## Page excerpt
·····
Numerical data is generally represented in binary system. Arithmetic instructions operate on binary data. When numbers are displayed on screen or entered from keyboard, they are in ASCII form.

So far, we have converted this input data in ASCII form to binary for arithmetic calculations and converted the result back to binary. The following code shows this −
section .text
   global _start        ;must be declared for using gcc
 
_start:                 ;tell linker entry point
   mov eax,'3'
   sub     eax, '0'
 
   mov  ebx, '4'
   sub     ebx, '0'
   add  eax, ebx
   add eax, '0'
 
   mov  [sum], eax
   mov ecx,msg 
   mov edx, len
   mov ebx,1          ;file descriptor (stdout)
   mov eax,4          ;system call number (sys_write)
   int 0x80          ;call kernel
 
   mov ecx,sum
   mov edx, 1
   mov ebx,1          ;file descriptor (stdout)
   mov eax,4          ;system call number (sys_write)
   int 0x80          ;call kernel
 
   mov eax,1          ;system call number (sys_exit)
   int 0x80          ;call kernel
 
section .data
msg db "The sum is:", 0xA,0xD 
len equ $ - msg   
segment .bss
sum resb 1
When the above code is compiled and executed, it produces the following result −
The sum is:
7
Such conversions, however, have an overhead, and assembly language programming allows processing numbers in a more efficient way, in the binary form. Decimal numbers can be represented in two forms −
  • ASCII form
  • BCD or Binary Coded Decimal form

ASCII Representation

In ASCII representation, decimal numbers are stored as string of ASCII characters. For example, the decimal value 1234 is stored as −
31 32 33 34H
Where, 31H is ASCII value for 1, 32H is ASCII value for 2, and so on. There are four instructions for processing numbers in ASCII representation −
  • AAA − ASCII Adjust After Addition
  • AAS − ASCII Adjust After Subtraction
  • AAM − ASCII Adjust After Multiplication
  • AAD − ASCII Adjust Before Division
These instructions do not take any operands and assume the required operand to be in the AL register.
The following example uses the AAS instruction to demonstrate the concept −
section .text
   global _start        ;must be declared for using gcc
 
_start:                 ;tell linker entry point
   sub     ah, ah
   mov     al, '9'
   sub     al, '3'
   aas
   or      al, 30h
   mov     [res], ax
 
   mov edx,len         ;message length
   mov ecx,msg         ;message to write
   mov ebx,1         ;file descriptor (stdout)
   mov eax,4         ;system call number (sys_write)
   int 0x80         ;call kernel
 
   mov edx,1         ;message length
   mov ecx,res         ;message to write
   mov ebx,1         ;file descriptor (stdout)
   mov eax,4         ;system call number (sys_write)
   int 0x80         ;call kernel
 
   mov eax,1         ;system call number (sys_exit)
·····
## To-do list
**1.** List every instruction that the excerpt on number representation in assembly language gives for processing numbers in ASCII form, with the full name of each.
**2.** In the excerpt on number representation in assembly language, which register do the ASCII adjustment instructions assume holds their operand?
**3.** Continue the excerpt on number representation in assembly language from the point where it stops.
·····
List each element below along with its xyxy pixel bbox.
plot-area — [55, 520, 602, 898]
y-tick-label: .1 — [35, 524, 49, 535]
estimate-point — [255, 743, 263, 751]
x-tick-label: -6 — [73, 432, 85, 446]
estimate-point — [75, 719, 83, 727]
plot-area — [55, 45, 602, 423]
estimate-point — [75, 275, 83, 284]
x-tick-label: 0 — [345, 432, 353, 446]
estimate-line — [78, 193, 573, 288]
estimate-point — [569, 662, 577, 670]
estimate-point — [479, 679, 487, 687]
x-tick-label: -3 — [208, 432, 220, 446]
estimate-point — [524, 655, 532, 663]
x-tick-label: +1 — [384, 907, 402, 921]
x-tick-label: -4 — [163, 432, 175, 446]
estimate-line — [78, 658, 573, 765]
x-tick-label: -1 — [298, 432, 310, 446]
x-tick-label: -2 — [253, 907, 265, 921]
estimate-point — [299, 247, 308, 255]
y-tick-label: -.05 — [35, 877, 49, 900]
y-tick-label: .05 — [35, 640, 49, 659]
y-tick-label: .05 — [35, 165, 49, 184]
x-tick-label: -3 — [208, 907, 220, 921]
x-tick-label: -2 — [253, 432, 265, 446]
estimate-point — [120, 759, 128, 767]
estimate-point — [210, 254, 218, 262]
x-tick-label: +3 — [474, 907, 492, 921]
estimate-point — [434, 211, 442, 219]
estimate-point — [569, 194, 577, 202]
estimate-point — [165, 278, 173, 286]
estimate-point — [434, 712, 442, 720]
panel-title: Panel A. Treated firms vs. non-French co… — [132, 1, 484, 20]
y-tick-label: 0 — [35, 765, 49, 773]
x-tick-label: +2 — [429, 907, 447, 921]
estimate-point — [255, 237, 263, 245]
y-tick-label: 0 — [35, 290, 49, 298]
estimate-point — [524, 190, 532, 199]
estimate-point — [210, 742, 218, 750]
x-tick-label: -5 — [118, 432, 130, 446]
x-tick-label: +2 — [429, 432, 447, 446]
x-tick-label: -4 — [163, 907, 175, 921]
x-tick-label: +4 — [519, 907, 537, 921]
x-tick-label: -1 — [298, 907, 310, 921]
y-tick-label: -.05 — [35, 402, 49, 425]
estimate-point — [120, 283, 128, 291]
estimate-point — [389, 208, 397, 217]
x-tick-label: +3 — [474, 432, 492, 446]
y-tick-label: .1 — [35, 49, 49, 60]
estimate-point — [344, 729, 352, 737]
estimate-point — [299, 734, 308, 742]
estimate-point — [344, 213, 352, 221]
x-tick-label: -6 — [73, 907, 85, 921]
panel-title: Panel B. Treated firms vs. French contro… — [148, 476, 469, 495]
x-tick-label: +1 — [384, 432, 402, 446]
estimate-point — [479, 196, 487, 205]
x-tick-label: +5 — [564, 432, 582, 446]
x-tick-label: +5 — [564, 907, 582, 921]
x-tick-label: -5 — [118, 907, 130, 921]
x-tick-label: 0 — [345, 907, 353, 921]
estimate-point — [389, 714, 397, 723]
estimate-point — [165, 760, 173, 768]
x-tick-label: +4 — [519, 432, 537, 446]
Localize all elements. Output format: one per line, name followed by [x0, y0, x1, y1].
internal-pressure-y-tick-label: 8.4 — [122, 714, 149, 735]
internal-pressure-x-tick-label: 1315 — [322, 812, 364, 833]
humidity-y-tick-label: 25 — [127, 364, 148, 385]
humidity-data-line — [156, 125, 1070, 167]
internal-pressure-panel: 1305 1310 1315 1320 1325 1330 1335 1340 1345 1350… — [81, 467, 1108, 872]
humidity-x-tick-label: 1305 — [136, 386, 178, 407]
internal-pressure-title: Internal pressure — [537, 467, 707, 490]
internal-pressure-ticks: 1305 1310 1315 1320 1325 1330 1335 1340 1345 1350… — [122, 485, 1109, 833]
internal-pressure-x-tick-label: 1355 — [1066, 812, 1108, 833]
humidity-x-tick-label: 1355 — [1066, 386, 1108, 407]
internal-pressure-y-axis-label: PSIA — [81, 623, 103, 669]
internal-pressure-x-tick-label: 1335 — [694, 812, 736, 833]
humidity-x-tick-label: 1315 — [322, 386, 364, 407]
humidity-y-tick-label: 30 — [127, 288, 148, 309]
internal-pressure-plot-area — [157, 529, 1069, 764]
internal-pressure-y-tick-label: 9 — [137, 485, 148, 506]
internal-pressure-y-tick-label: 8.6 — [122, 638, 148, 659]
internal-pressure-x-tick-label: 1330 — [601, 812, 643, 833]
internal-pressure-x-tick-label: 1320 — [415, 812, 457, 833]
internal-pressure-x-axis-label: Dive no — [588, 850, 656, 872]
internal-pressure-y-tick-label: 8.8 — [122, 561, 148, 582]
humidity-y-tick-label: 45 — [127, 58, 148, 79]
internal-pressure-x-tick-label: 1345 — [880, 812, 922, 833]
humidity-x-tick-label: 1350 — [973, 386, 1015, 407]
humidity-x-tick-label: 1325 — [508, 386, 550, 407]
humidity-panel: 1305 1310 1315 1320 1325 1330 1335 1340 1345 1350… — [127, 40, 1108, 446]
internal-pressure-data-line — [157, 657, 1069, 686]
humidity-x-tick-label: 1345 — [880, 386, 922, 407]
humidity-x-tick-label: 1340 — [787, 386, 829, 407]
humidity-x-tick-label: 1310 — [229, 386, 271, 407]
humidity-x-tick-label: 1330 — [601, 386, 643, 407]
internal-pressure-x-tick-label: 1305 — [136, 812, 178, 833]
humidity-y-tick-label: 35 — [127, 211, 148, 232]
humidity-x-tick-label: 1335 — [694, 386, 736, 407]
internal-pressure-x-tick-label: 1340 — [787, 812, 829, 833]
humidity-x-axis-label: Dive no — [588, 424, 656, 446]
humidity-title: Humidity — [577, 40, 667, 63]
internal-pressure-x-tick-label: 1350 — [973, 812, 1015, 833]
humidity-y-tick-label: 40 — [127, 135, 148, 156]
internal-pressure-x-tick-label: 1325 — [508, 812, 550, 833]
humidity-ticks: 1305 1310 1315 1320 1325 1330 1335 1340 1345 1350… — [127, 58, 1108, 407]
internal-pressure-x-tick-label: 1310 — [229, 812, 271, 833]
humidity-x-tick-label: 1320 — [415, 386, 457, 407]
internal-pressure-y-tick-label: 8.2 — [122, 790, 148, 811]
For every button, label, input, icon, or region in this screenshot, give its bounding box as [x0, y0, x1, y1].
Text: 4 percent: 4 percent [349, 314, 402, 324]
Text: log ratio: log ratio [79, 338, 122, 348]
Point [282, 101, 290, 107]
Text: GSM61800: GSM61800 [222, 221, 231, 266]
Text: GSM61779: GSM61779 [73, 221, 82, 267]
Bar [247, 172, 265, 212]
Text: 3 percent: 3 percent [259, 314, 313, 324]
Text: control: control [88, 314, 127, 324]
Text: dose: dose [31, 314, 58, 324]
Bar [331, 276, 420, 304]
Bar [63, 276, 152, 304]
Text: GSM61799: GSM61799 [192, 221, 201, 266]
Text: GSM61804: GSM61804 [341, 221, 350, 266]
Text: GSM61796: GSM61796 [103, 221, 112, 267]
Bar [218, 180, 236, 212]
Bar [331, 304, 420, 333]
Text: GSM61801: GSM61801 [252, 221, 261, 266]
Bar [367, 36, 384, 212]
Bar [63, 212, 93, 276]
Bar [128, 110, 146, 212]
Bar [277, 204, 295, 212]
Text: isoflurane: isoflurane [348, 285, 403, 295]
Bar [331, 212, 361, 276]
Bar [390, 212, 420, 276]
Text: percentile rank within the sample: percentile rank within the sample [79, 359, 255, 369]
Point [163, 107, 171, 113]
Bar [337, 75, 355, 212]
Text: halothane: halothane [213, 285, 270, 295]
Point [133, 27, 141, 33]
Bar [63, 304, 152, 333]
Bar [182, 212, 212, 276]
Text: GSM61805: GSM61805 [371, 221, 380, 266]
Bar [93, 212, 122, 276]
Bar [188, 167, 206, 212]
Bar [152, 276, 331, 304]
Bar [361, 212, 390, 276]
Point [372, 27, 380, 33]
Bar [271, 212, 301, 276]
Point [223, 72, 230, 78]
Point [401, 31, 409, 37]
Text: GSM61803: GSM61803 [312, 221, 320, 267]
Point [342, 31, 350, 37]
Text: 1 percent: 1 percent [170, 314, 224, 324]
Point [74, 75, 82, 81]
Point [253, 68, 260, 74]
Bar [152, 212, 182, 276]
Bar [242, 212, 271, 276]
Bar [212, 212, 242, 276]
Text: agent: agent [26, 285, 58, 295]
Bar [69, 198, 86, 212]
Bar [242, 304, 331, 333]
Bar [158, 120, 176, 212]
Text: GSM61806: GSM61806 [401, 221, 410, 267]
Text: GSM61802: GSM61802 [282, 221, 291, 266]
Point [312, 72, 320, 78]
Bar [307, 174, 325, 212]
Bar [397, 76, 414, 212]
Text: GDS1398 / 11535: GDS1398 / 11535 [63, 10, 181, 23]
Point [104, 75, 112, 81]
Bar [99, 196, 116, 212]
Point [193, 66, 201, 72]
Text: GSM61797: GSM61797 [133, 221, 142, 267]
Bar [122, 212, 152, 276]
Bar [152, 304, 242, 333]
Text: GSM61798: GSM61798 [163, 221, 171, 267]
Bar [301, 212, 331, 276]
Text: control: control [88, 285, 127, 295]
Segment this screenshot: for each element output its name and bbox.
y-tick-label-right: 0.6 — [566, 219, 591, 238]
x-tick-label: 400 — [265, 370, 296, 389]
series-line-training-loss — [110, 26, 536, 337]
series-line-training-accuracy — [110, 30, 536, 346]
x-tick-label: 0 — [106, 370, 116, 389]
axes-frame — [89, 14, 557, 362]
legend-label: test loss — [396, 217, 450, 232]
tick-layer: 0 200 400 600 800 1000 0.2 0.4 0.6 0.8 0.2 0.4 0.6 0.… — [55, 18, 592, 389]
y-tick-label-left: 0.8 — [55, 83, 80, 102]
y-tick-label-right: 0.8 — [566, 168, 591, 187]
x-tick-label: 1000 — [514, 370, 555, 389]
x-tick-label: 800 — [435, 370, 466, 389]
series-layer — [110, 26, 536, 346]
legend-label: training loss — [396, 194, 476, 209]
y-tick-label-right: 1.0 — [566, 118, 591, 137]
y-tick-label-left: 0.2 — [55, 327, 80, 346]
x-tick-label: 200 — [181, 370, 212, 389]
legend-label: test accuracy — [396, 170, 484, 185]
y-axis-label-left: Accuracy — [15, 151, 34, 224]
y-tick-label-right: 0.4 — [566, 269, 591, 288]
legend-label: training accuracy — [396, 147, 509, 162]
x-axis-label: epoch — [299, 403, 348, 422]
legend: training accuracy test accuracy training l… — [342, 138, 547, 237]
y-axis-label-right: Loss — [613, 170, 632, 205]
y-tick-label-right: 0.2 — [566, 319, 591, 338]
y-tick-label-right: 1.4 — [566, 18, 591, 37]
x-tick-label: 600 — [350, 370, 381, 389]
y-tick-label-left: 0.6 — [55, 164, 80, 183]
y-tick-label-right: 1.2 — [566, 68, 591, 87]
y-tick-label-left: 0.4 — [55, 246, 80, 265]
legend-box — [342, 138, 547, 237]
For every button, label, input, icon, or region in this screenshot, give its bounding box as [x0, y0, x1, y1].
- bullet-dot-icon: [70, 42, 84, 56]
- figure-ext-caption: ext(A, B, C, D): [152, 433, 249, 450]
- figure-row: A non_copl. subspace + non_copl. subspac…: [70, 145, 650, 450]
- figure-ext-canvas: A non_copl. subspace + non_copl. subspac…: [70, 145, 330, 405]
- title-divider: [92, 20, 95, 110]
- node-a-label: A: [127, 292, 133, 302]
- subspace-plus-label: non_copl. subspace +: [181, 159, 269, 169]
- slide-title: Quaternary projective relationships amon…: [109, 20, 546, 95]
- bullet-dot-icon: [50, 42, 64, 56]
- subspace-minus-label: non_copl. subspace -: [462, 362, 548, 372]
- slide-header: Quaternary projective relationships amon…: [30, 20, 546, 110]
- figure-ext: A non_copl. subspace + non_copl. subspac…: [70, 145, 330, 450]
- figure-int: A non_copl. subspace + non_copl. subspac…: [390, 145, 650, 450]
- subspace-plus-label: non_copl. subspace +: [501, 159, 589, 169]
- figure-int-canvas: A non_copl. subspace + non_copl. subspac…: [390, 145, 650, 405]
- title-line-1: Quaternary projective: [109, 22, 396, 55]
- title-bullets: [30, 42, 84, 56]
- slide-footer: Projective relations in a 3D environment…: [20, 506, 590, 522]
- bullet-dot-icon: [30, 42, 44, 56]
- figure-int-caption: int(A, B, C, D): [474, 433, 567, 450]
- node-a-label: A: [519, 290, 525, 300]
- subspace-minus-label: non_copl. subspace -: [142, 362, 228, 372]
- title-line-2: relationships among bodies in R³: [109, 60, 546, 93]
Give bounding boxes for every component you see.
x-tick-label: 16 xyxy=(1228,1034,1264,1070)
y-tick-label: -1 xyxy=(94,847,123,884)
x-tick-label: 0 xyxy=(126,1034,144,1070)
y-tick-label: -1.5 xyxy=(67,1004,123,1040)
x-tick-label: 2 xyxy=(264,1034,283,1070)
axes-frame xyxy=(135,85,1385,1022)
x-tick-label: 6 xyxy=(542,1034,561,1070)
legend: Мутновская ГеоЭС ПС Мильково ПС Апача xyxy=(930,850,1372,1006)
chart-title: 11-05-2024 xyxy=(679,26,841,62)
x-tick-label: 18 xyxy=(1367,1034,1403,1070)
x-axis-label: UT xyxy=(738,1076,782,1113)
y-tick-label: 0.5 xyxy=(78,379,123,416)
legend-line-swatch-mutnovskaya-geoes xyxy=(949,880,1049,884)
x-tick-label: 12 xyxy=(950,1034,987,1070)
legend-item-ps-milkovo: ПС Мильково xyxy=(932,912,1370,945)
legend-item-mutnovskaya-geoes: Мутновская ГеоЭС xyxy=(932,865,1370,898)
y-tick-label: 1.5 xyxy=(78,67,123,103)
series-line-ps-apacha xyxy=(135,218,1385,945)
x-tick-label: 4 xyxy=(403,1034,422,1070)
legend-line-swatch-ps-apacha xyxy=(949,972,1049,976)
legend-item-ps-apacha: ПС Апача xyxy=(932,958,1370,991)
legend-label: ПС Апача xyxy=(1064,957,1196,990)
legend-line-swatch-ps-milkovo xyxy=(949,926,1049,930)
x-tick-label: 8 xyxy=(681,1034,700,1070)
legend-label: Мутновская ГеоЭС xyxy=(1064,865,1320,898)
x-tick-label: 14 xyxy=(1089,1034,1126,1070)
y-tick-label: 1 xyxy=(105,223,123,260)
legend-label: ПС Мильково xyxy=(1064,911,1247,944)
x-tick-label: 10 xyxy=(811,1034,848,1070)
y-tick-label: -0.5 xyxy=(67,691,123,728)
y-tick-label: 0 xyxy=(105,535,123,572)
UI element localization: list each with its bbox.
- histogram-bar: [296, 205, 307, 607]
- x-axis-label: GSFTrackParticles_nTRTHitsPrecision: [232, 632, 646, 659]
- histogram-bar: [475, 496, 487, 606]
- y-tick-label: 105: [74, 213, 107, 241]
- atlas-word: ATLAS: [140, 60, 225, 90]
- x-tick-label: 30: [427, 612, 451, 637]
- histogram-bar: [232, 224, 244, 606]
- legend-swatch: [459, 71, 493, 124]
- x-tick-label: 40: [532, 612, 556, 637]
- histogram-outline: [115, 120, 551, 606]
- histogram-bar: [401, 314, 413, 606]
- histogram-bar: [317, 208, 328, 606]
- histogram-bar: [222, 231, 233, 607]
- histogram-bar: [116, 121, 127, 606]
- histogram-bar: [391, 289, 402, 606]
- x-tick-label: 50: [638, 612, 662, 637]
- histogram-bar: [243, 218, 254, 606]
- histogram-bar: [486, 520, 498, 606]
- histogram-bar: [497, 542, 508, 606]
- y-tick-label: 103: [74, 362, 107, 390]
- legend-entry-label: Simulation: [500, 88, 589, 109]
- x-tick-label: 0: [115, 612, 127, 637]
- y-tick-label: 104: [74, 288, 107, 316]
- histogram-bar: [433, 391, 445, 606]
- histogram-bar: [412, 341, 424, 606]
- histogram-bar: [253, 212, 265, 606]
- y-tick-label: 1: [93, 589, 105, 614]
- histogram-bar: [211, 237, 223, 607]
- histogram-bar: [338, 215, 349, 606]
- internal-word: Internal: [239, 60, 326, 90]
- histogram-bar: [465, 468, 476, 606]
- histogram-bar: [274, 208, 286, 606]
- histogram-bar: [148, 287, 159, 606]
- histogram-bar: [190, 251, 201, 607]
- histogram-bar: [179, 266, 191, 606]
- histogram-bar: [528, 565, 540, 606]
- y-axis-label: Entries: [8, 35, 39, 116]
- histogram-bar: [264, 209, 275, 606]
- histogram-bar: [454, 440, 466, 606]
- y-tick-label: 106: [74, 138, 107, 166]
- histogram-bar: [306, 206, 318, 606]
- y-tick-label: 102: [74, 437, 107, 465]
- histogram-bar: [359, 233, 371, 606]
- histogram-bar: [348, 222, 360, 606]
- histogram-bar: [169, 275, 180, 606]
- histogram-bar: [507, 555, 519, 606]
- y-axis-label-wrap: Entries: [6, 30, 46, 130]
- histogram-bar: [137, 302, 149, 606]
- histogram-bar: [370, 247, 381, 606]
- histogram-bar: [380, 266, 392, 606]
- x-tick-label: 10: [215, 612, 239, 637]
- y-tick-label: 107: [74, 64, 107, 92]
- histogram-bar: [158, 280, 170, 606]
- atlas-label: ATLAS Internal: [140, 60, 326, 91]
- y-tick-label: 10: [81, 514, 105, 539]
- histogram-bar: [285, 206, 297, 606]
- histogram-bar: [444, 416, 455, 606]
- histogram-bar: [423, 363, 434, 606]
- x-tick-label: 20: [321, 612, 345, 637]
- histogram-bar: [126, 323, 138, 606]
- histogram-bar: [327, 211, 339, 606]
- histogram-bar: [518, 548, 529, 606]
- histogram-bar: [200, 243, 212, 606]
·····
## Expected responses
**1.**
AAA: ASCII Adjust After Addition
AAS: ASCII Adjust After Subtraction
AAM: ASCII Adjust After Multiplication
AAD: ASCII Adjust Before Division

**2.** The AL register.

**3.**
   int 0x80         ;call kernel
 
section .data
msg db 'The Result is:',0xa 
len equ $ - msg   
section .bss
res resb 1  
When the above code is compiled and executed, it produces the following result−
The Result is:
6

BCD Representation

There are two types of BCD representation −
  • Unpacked BCD representation
  • Packed BCD representation
In unpacked BCD representation, each byte stores the binary equivalent of a decimal digit. For example, the number 1234 is stored as −
01 02 03 04H
There are two instructions for processing these numbers −
  • AAM - ASCII Adjust After Multiplication
  • AAD - ASCII Adjust Before Division
The four ASCII adjust instructions, AAA, AAS, AAM, and AAD, can also be used with unpacked BCD representation. In packed BCD representation, each digit is stored using four bits. Two decimal digits are packed into a byte. For example, the number 1234 is stored as −
12 34H
There are two instructions for processing these numbers −
  • DAA - Decimal Adjust After Addition
  • DAS - decimal Adjust After Subtraction
There is no support for multiplication and division in packed BCD representation.

Example

The following program adds up two 5-digit decimal numbers and displays the sum. It uses the above concepts −
section .text
   global _start        ;must be declared for using gcc

_start:                 ;tell linker entry point

   mov     esi, 4       ;pointing to the rightmost digit
   mov     ecx, 5       ;num of digits
   clc
add_loop:  
   mov  al, [num1 + esi]
   adc  al, [num2 + esi]
   aaa
   pushf
   or  al, 30h
   popf
 
   mov [sum + esi], al
   dec esi
   loop add_loop
 
   mov edx,len         ;message length
   mov ecx,msg         ;message to write
   mov ebx,1         ;file descriptor (stdout)
   mov eax,4         ;system call number (sys_write)
   int 0x80         ;call kernel
 
   mov edx,5         ;message length
   mov ecx,sum         ;message to write
   mov ebx,1         ;file descriptor (stdout)
   mov eax,4         ;system call number (sys_write)
   int 0x80         ;call kernel
 
   mov eax,1         ;system call number (sys_exit)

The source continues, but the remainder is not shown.